[begin INPUT ROWS]

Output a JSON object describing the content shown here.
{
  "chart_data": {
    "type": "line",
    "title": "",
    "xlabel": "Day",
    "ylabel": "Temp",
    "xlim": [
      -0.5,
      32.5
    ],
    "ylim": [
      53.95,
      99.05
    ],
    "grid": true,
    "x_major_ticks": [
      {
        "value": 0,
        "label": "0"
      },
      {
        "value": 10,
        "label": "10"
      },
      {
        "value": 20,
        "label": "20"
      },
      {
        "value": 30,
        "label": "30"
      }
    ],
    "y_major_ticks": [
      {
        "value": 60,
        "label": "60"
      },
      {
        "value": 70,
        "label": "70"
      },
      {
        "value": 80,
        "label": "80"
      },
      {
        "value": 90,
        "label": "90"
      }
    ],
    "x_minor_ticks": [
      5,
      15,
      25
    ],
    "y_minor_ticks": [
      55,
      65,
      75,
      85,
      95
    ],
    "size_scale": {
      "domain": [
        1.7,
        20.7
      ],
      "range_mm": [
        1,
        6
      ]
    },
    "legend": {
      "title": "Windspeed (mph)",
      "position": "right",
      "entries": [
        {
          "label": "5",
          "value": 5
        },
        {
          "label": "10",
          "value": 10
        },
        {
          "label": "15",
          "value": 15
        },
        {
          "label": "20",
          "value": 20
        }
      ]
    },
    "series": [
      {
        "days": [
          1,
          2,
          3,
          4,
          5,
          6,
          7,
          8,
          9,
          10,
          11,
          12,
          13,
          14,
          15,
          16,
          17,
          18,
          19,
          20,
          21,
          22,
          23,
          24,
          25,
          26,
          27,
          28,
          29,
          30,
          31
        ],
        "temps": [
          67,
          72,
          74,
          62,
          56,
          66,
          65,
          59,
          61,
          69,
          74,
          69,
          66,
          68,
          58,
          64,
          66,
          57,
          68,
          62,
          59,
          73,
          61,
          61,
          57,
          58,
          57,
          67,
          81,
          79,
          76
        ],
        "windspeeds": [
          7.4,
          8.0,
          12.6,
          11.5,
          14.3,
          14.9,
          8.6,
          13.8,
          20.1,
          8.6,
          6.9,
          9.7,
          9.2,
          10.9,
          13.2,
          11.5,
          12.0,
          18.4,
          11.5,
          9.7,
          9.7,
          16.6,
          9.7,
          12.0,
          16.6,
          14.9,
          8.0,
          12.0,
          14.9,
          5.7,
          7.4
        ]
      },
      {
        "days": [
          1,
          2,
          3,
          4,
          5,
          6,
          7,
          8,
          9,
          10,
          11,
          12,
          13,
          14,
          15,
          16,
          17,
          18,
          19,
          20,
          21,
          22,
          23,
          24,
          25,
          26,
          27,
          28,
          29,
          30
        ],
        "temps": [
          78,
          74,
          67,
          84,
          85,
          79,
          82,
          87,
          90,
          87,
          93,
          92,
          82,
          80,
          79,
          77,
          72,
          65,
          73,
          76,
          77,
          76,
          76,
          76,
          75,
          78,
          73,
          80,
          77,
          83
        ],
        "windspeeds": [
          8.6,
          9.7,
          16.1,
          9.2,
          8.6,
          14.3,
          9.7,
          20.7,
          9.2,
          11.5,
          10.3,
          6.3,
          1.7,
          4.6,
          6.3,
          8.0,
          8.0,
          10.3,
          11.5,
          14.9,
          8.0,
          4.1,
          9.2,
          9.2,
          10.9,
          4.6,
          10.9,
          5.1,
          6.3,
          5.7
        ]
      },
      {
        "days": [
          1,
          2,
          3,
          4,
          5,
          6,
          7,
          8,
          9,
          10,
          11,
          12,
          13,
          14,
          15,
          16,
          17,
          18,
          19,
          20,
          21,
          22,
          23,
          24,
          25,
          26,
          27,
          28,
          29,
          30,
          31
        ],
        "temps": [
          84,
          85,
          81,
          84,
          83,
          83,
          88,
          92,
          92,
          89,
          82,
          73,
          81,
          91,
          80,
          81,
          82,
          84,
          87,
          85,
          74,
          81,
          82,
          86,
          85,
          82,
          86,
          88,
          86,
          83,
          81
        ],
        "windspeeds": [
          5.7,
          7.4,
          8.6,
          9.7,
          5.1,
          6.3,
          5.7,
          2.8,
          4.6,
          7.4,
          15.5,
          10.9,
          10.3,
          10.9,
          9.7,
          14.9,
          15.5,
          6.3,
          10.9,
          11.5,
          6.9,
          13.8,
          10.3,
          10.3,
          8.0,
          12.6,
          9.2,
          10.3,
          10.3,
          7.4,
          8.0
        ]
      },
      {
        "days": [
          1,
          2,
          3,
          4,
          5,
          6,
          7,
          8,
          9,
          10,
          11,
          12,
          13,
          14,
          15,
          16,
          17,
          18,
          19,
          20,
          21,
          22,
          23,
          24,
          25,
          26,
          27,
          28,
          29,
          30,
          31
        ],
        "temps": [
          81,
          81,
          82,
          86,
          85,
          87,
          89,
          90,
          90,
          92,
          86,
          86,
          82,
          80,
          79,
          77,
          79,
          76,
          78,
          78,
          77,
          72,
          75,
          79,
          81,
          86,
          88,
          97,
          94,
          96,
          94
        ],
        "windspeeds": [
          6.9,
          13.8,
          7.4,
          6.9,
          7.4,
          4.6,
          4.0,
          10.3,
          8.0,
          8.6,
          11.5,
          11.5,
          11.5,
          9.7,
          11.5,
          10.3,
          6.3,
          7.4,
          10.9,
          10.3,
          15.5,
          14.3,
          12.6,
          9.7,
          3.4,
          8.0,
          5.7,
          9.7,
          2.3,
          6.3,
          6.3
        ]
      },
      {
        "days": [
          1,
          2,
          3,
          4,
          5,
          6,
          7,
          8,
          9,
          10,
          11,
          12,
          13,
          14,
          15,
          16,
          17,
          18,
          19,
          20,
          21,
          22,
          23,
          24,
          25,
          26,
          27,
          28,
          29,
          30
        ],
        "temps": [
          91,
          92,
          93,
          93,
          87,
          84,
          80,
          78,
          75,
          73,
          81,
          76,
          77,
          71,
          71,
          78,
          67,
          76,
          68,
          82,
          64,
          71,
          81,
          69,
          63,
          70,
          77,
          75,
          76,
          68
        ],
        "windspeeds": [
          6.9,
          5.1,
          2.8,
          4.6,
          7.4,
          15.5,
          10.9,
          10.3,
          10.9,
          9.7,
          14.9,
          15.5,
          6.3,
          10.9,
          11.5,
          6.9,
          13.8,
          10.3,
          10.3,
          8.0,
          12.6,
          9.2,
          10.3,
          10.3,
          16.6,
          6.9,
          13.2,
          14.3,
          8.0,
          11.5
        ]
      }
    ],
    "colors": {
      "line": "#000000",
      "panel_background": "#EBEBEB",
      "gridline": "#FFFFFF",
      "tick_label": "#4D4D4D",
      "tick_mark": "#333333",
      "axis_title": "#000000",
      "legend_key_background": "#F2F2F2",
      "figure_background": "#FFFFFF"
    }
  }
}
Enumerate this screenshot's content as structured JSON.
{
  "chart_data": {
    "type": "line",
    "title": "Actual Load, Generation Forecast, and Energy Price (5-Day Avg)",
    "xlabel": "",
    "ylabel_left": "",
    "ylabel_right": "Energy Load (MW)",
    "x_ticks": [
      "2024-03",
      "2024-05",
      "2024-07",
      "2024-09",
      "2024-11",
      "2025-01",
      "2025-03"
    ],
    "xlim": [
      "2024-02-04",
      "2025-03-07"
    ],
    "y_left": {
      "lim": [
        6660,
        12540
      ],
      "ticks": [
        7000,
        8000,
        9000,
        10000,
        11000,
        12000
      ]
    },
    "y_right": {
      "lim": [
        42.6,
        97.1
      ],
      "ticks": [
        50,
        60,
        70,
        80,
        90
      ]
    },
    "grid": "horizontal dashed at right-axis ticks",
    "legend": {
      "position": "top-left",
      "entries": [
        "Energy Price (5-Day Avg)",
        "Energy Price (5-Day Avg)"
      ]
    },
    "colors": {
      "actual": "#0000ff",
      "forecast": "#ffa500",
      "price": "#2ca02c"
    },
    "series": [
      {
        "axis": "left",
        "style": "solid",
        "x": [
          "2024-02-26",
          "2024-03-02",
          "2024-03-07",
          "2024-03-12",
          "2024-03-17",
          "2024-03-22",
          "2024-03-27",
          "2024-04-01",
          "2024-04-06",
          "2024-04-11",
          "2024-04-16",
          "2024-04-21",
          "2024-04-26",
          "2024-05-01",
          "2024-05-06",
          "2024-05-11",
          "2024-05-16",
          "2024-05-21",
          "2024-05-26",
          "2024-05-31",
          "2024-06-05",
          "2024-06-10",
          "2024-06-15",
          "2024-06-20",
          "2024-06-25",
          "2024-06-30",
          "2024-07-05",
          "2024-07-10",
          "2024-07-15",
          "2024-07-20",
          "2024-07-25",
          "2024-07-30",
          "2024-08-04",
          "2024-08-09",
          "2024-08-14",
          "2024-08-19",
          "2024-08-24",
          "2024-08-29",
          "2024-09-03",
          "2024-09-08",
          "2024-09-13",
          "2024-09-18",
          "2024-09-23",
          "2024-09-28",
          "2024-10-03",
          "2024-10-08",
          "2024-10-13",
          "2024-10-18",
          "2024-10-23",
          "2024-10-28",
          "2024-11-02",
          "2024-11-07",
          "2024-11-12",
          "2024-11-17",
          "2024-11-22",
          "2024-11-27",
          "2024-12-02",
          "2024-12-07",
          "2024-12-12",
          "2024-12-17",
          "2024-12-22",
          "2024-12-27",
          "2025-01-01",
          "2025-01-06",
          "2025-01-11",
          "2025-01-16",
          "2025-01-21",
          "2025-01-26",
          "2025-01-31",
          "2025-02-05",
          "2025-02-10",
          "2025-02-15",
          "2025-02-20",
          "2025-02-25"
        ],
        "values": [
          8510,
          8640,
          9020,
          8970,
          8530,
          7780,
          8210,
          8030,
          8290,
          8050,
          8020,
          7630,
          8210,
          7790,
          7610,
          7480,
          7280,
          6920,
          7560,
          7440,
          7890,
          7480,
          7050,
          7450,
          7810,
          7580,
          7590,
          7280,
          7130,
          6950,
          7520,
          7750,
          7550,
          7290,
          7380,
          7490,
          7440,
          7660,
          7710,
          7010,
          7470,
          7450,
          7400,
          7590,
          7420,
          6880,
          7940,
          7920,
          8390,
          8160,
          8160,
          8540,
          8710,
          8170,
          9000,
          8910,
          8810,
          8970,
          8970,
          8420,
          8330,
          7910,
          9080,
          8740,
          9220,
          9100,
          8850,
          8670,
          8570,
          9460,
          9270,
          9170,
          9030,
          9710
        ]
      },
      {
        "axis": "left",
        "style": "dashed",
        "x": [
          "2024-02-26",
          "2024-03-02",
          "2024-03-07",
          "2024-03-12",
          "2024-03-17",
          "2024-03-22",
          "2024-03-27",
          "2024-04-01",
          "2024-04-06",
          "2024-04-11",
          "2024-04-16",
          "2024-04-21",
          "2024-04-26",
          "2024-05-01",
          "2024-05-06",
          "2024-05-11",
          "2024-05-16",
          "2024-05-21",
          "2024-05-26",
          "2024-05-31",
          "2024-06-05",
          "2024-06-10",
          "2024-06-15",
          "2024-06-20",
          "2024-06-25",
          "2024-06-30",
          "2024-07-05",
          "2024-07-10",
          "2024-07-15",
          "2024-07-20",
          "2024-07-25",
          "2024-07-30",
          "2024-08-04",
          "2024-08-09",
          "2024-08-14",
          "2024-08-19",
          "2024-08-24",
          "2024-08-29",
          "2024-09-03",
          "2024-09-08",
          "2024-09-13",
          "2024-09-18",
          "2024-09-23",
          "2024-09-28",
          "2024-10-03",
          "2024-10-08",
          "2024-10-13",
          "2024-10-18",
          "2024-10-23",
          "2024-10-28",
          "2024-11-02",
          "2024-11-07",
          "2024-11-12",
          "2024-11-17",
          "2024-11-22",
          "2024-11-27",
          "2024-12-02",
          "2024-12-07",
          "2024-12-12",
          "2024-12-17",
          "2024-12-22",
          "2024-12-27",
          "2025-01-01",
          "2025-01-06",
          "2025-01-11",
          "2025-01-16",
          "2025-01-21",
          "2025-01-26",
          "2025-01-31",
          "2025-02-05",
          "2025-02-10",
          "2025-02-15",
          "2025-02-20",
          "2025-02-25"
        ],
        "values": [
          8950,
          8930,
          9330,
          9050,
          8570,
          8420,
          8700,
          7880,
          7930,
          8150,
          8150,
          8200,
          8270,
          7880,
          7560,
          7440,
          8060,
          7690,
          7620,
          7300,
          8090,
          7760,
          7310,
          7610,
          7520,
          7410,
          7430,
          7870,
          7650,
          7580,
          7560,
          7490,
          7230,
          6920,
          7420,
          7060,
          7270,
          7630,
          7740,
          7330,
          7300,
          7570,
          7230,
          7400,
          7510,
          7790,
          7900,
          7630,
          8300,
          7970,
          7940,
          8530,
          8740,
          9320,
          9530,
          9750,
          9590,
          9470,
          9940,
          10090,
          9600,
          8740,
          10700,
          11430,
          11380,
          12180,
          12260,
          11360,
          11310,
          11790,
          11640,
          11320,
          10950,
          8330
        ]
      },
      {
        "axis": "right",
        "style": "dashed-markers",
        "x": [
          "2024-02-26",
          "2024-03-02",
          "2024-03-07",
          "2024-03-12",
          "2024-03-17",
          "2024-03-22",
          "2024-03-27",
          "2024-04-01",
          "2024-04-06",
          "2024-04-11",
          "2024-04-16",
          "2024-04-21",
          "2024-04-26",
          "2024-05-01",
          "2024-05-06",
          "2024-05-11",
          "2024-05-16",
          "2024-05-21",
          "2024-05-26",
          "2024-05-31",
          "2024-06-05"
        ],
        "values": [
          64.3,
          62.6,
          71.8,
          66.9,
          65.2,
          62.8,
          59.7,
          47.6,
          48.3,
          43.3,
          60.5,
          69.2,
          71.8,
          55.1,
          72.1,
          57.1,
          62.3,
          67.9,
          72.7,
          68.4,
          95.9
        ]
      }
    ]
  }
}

[end INPUT ROWS]

Go over the data above and copy every line that has the word "JSON" in it.

Output a JSON object describing the content shown here.
Enumerate this screenshot's content as structured JSON.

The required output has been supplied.